_Task description_
Without including any images, reproduce each entry exactly.

BEGIN Dataset extract

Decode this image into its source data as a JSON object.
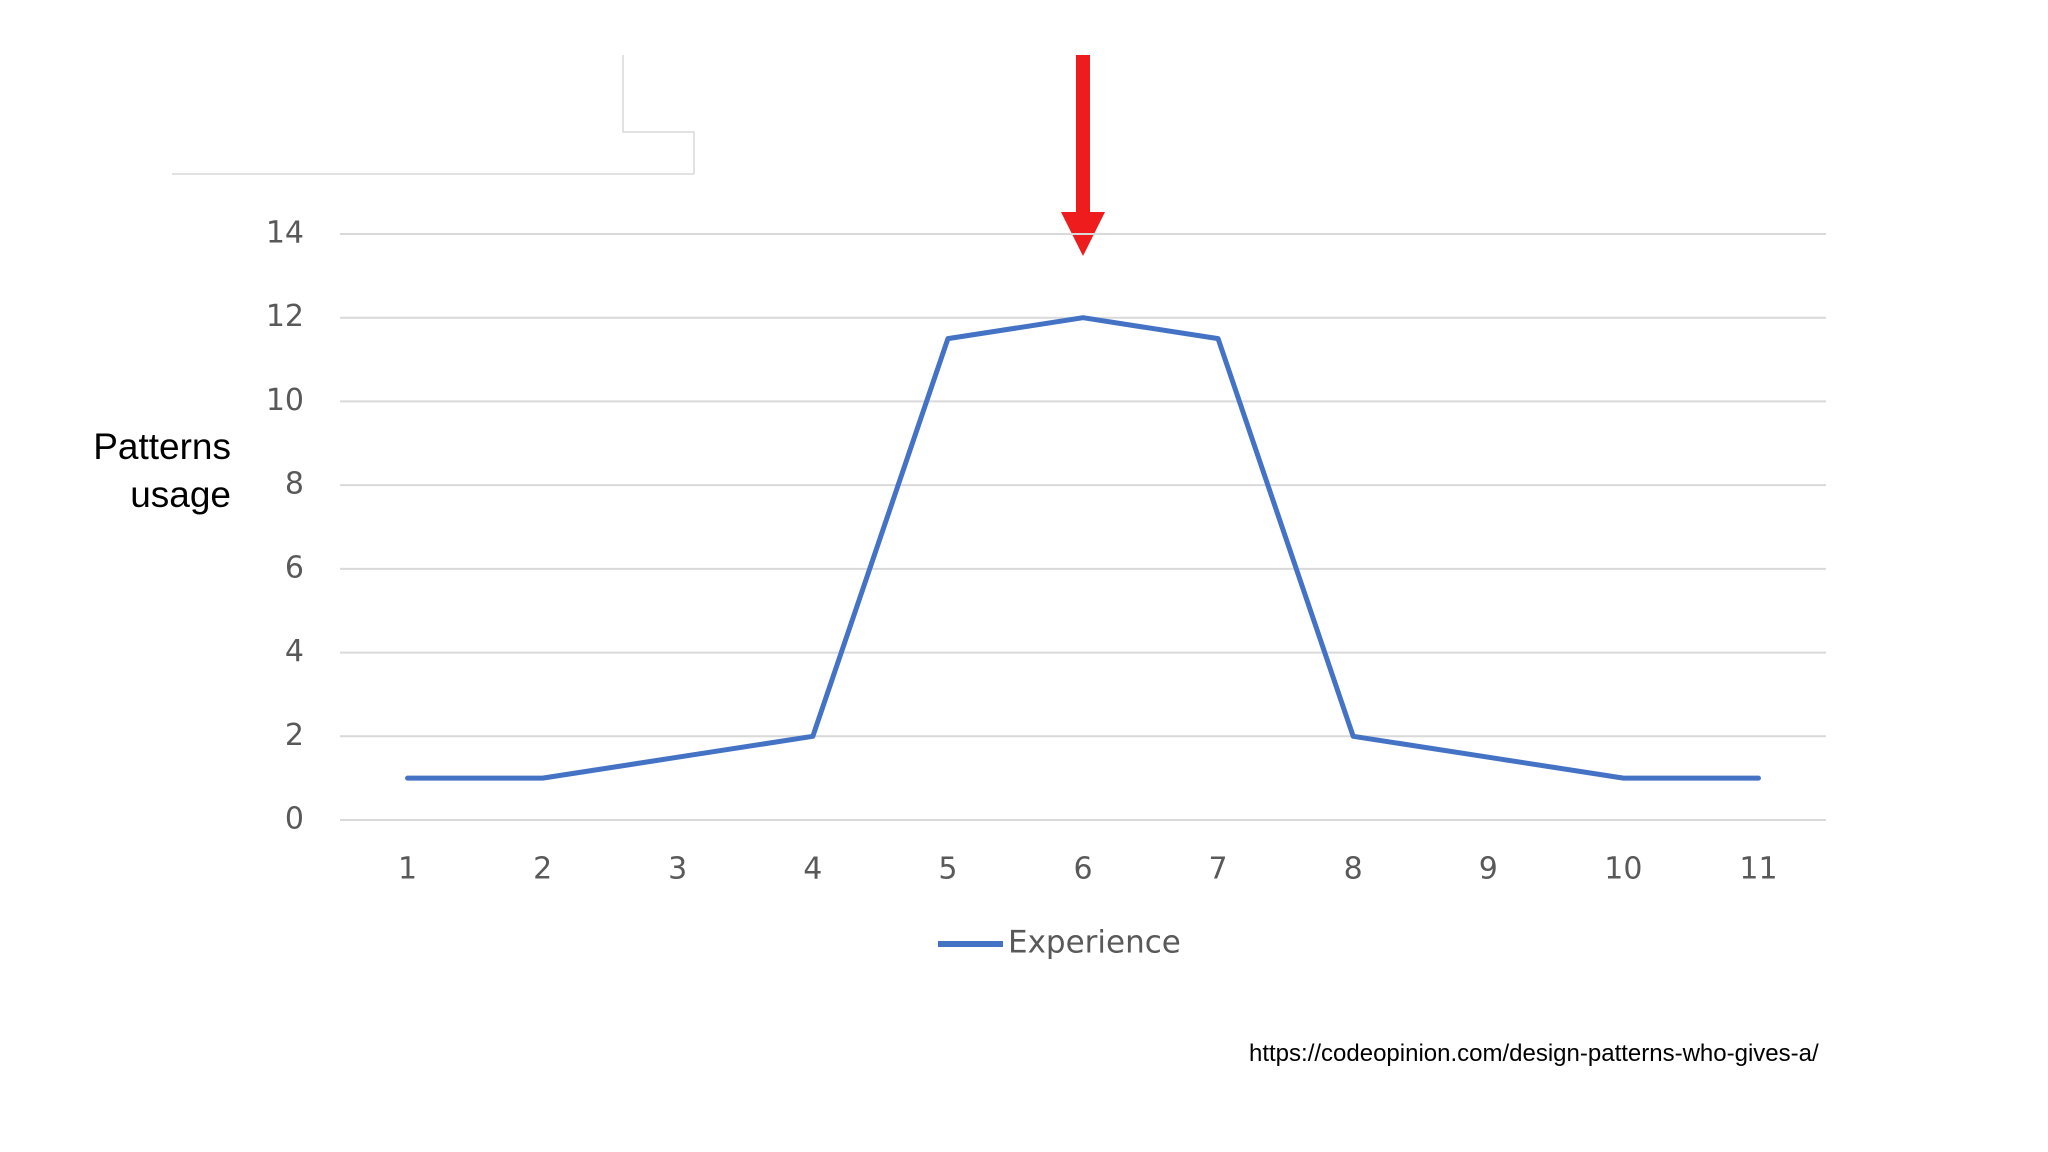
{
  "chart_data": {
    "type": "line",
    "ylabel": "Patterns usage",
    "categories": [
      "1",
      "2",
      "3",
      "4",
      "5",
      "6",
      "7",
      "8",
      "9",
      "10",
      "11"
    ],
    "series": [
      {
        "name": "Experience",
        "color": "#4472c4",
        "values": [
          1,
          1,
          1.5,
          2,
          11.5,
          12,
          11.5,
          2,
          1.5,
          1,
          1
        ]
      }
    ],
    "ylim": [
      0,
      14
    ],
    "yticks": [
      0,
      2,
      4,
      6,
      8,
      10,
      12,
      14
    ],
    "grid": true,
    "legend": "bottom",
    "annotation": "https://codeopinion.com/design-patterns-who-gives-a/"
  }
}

END Dataset extract

_Written solution_
Decode this image into its source data as a JSON object.
{
  "chart_data": {
    "type": "line",
    "ylabel": "Patterns usage",
    "categories": [
      "1",
      "2",
      "3",
      "4",
      "5",
      "6",
      "7",
      "8",
      "9",
      "10",
      "11"
    ],
    "series": [
      {
        "name": "Experience",
        "color": "#4472c4",
        "values": [
          1,
          1,
          1.5,
          2,
          11.5,
          12,
          11.5,
          2,
          1.5,
          1,
          1
        ]
      }
    ],
    "ylim": [
      0,
      14
    ],
    "yticks": [
      0,
      2,
      4,
      6,
      8,
      10,
      12,
      14
    ],
    "grid": true,
    "legend": "bottom",
    "annotation": "https://codeopinion.com/design-patterns-who-gives-a/"
  }
}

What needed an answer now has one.